Directions
Search the material below for the word "style" and copy every line in which it occurs.

***** Input material *****

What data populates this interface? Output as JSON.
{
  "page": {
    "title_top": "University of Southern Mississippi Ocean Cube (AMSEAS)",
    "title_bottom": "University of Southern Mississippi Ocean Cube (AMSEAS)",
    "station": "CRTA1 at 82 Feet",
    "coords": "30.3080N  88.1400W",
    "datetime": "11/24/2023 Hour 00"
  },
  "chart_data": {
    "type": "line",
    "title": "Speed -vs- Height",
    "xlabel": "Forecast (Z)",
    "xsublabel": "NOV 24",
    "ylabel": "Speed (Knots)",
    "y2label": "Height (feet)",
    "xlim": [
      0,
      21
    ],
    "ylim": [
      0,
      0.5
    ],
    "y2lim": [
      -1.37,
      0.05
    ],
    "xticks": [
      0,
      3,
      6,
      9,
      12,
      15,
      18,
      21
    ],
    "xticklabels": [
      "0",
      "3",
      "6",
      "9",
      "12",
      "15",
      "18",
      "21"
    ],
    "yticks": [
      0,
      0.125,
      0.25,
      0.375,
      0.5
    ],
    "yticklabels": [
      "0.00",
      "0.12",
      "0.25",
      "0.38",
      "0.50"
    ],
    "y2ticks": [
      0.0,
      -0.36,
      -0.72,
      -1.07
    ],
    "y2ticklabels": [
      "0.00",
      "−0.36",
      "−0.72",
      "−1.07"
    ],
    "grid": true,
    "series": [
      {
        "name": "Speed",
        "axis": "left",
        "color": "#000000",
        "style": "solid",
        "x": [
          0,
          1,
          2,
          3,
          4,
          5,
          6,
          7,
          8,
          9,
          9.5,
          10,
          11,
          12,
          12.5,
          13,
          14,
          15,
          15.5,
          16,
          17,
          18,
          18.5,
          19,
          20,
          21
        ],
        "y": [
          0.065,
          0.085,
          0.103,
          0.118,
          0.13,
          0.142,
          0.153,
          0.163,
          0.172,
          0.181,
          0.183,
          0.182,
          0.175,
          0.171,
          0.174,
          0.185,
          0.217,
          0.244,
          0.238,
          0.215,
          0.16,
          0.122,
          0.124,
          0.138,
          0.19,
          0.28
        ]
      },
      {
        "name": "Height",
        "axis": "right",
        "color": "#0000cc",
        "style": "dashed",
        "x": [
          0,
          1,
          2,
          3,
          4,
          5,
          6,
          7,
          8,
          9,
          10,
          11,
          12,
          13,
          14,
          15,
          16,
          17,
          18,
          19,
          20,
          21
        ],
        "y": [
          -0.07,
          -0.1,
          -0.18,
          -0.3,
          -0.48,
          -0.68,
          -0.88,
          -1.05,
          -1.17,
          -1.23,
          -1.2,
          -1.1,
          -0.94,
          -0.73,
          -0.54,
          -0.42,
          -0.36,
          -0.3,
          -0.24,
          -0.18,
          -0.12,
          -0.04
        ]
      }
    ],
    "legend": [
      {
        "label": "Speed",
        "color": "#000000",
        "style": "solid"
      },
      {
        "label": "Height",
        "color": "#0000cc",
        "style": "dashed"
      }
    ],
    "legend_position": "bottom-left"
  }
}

*****

Answer to this task
        "style": "solid",
        "style": "dashed",
        "style": "solid"
        "style": "dashed"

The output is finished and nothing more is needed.